* Begin INFORMATION SUPPLIED *

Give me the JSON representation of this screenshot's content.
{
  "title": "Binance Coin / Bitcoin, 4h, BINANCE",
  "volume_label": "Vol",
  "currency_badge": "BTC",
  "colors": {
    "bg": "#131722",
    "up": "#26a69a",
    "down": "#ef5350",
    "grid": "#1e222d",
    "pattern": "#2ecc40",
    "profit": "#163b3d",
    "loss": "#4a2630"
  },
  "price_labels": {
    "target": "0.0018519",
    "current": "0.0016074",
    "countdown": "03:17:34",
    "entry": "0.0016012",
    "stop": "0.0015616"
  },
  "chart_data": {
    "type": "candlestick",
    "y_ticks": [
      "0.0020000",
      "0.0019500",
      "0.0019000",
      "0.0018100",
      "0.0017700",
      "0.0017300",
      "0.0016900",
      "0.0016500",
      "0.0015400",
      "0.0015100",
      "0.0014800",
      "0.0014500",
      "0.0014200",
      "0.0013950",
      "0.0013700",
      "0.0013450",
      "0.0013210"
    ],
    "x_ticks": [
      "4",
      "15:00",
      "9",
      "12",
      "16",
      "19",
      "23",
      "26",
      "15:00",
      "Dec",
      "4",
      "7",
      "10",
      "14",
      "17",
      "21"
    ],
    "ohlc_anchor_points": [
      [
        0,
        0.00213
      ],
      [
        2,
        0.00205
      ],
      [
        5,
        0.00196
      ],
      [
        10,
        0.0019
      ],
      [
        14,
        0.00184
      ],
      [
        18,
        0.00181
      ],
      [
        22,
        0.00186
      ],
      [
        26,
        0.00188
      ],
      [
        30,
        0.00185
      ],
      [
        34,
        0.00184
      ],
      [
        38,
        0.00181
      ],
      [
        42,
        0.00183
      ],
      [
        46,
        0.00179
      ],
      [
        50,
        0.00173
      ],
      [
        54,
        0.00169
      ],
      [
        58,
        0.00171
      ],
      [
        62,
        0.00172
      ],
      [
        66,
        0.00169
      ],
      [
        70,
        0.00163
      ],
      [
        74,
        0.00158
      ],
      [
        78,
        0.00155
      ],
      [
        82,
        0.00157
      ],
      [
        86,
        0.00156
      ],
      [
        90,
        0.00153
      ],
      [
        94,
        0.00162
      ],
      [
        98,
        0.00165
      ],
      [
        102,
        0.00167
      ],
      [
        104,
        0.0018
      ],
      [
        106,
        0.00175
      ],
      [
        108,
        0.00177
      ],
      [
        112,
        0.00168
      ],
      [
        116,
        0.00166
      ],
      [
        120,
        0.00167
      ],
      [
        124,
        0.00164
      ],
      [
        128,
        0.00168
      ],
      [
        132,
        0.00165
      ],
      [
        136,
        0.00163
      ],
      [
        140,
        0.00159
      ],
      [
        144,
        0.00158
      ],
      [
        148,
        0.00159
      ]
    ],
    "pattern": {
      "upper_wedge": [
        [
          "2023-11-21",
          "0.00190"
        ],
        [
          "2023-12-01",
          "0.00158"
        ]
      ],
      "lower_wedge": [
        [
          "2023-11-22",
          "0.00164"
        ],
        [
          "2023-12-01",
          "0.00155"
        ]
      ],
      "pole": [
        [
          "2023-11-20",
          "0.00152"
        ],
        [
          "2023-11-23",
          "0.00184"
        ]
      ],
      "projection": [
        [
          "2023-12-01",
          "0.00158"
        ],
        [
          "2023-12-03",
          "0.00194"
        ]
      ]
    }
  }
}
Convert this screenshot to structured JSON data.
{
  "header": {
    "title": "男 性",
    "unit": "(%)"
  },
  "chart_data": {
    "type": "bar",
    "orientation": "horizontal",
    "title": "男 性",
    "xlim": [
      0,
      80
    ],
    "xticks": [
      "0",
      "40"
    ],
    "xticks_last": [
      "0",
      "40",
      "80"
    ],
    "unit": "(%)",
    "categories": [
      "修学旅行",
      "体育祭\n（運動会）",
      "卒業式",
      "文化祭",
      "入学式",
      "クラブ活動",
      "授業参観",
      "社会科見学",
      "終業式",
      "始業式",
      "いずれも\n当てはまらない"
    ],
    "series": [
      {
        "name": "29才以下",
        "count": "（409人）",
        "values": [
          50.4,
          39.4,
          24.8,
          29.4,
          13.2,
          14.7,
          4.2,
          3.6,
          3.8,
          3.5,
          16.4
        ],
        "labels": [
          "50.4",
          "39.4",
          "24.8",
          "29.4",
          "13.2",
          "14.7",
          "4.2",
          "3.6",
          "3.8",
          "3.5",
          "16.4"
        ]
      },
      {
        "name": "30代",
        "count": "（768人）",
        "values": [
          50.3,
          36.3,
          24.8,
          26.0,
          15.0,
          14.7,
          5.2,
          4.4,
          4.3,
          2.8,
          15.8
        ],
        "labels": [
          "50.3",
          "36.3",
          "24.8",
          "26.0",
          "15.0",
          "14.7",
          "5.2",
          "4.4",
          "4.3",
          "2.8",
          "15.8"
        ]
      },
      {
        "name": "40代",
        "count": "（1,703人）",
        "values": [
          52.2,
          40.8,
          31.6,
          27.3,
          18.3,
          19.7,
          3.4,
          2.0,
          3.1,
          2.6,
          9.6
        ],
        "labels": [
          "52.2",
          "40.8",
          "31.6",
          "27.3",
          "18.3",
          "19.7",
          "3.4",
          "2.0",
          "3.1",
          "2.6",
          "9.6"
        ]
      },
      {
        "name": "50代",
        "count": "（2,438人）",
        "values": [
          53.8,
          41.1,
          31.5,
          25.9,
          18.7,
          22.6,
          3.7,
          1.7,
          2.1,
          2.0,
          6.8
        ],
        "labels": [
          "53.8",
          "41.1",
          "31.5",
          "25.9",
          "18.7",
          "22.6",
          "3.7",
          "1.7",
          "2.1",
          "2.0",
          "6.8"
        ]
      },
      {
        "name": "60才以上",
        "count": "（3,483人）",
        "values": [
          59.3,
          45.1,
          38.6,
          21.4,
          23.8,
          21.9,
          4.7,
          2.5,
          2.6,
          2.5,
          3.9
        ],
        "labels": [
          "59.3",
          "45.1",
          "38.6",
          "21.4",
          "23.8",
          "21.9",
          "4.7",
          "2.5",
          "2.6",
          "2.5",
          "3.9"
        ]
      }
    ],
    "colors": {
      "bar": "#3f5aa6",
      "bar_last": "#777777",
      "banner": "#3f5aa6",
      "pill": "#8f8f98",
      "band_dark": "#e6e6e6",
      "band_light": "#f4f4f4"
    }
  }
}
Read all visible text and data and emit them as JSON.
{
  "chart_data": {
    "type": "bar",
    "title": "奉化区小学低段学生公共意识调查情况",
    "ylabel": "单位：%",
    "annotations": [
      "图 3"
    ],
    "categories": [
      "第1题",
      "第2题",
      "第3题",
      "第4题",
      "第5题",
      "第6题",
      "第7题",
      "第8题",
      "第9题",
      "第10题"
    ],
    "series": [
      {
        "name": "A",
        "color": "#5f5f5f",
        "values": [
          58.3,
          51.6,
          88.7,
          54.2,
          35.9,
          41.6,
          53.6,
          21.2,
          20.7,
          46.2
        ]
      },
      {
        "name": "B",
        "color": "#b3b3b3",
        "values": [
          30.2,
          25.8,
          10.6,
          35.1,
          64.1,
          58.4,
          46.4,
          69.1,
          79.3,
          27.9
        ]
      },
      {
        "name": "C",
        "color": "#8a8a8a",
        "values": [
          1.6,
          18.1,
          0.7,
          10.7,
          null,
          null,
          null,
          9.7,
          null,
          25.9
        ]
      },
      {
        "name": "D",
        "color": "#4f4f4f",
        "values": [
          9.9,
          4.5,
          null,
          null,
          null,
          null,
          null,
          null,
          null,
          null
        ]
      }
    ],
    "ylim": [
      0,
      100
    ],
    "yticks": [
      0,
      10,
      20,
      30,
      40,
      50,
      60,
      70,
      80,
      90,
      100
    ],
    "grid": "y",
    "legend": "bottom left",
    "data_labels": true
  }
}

* End INFORMATION SUPPLIED *

> _WHAT IS NEEDED_
From the entries above, return each line with the word "JSON" in it.

> _OUTPUT FOR THIS EXERCISE_
Give me the JSON representation of this screenshot's content.
Convert this screenshot to structured JSON data.
Read all visible text and data and emit them as JSON.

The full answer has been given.